**Directive**.
Restate the full listing word for word and leave the pictures out.

-- start Records provided --

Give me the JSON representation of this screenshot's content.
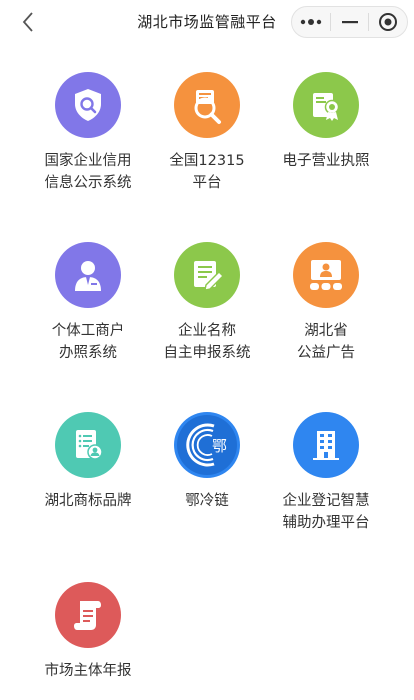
{
  "navbar": {
    "title": "湖北市场监管融平台",
    "back_icon": "chevron-left-icon",
    "more_icon": "more-dots-icon",
    "minimize_icon": "minimize-icon",
    "close_icon": "target-close-icon"
  },
  "colors": {
    "purple": "#8177e8",
    "orange": "#f5923e",
    "green": "#8cc84b",
    "teal": "#4fc9b3",
    "blue": "#2f86f0",
    "red": "#dd5a5a"
  },
  "services": [
    {
      "label": "国家企业信用\n信息公示系统",
      "icon": "shield-search-icon",
      "color": "#8177e8"
    },
    {
      "label": "全国12315\n平台",
      "icon": "magnifier-clipboard-icon",
      "color": "#f5923e"
    },
    {
      "label": "电子营业执照",
      "icon": "license-badge-icon",
      "color": "#8cc84b"
    },
    {
      "label": "个体工商户\n办照系统",
      "icon": "person-user-icon",
      "color": "#8177e8"
    },
    {
      "label": "企业名称\n自主申报系统",
      "icon": "document-pen-icon",
      "color": "#8cc84b"
    },
    {
      "label": "湖北省\n公益广告",
      "icon": "presentation-board-icon",
      "color": "#f5923e"
    },
    {
      "label": "湖北商标品牌",
      "icon": "trademark-document-icon",
      "color": "#4fc9b3"
    },
    {
      "label": "鄂冷链",
      "icon": "e-cold-chain-logo-icon",
      "color": "#2f86f0"
    },
    {
      "label": "企业登记智慧\n辅助办理平台",
      "icon": "office-building-icon",
      "color": "#2f86f0"
    },
    {
      "label": "市场主体年报",
      "icon": "scroll-report-icon",
      "color": "#dd5a5a"
    }
  ]
}
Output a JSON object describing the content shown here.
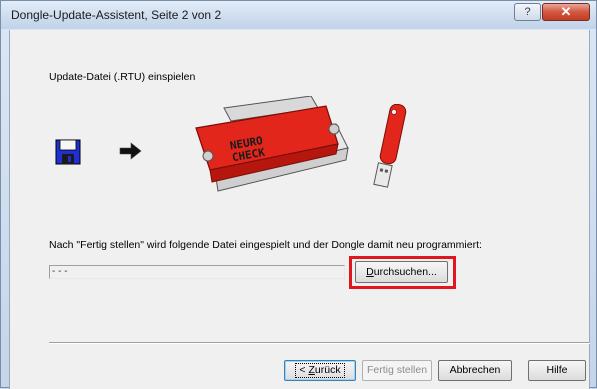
{
  "window": {
    "title": "Dongle-Update-Assistent, Seite 2 von 2",
    "help_glyph": "?",
    "close_glyph": "✕"
  },
  "content": {
    "heading": "Update-Datei (.RTU) einspielen",
    "info_text": "Nach \"Fertig stellen\" wird folgende Datei eingespielt und der Dongle damit neu programmiert:",
    "file_path": "- - -",
    "browse_label_underlined": "D",
    "browse_label_rest": "urchsuchen..."
  },
  "dongle_image": {
    "label_line1": "NEURO",
    "label_line2": "CHECK",
    "accent_color": "#e3261c"
  },
  "icons": {
    "floppy": "floppy-disk-icon",
    "arrow": "right-arrow-icon"
  },
  "buttons": {
    "back_prefix": "< ",
    "back_underlined": "Z",
    "back_rest": "urück",
    "finish": "Fertig stellen",
    "cancel": "Abbrechen",
    "help": "Hilfe"
  },
  "highlight_color": "#e0151e"
}
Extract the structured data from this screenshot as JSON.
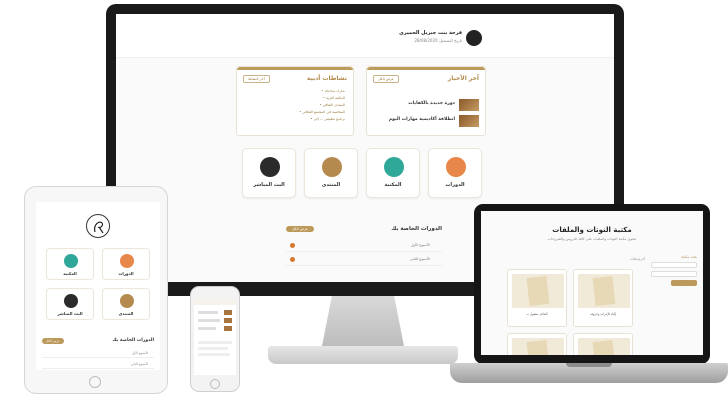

-- end Records provided --

**Answer to this exercise**.
Give me the JSON representation of this screenshot's content.
{
  "navbar": {
    "title": "湖北市场监管融平台",
    "back_icon": "chevron-left-icon",
    "more_icon": "more-dots-icon",
    "minimize_icon": "minimize-icon",
    "close_icon": "target-close-icon"
  },
  "colors": {
    "purple": "#8177e8",
    "orange": "#f5923e",
    "green": "#8cc84b",
    "teal": "#4fc9b3",
    "blue": "#2f86f0",
    "red": "#dd5a5a"
  },
  "services": [
    {
      "label": "国家企业信用\n信息公示系统",
      "icon": "shield-search-icon",
      "color": "#8177e8"
    },
    {
      "label": "全国12315\n平台",
      "icon": "magnifier-clipboard-icon",
      "color": "#f5923e"
    },
    {
      "label": "电子营业执照",
      "icon": "license-badge-icon",
      "color": "#8cc84b"
    },
    {
      "label": "个体工商户\n办照系统",
      "icon": "person-user-icon",
      "color": "#8177e8"
    },
    {
      "label": "企业名称\n自主申报系统",
      "icon": "document-pen-icon",
      "color": "#8cc84b"
    },
    {
      "label": "湖北省\n公益广告",
      "icon": "presentation-board-icon",
      "color": "#f5923e"
    },
    {
      "label": "湖北商标品牌",
      "icon": "trademark-document-icon",
      "color": "#4fc9b3"
    },
    {
      "label": "鄂冷链",
      "icon": "e-cold-chain-logo-icon",
      "color": "#2f86f0"
    },
    {
      "label": "企业登记智慧\n辅助办理平台",
      "icon": "office-building-icon",
      "color": "#2f86f0"
    },
    {
      "label": "市场主体年报",
      "icon": "scroll-report-icon",
      "color": "#dd5a5a"
    }
  ]
}
Output a JSON object describing the content shown here.
{
  "window": {
    "title": "Dongle-Update-Assistent, Seite 2 von 2",
    "help_glyph": "?",
    "close_glyph": "✕"
  },
  "content": {
    "heading": "Update-Datei (.RTU) einspielen",
    "info_text": "Nach \"Fertig stellen\" wird folgende Datei eingespielt und der Dongle damit neu programmiert:",
    "file_path": "- - -",
    "browse_label_underlined": "D",
    "browse_label_rest": "urchsuchen..."
  },
  "dongle_image": {
    "label_line1": "NEURO",
    "label_line2": "CHECK",
    "accent_color": "#e3261c"
  },
  "icons": {
    "floppy": "floppy-disk-icon",
    "arrow": "right-arrow-icon"
  },
  "buttons": {
    "back_prefix": "< ",
    "back_underlined": "Z",
    "back_rest": "urück",
    "finish": "Fertig stellen",
    "cancel": "Abbrechen",
    "help": "Hilfe"
  },
  "highlight_color": "#e0151e"
}
Extract the structured data from this screenshot as JSON.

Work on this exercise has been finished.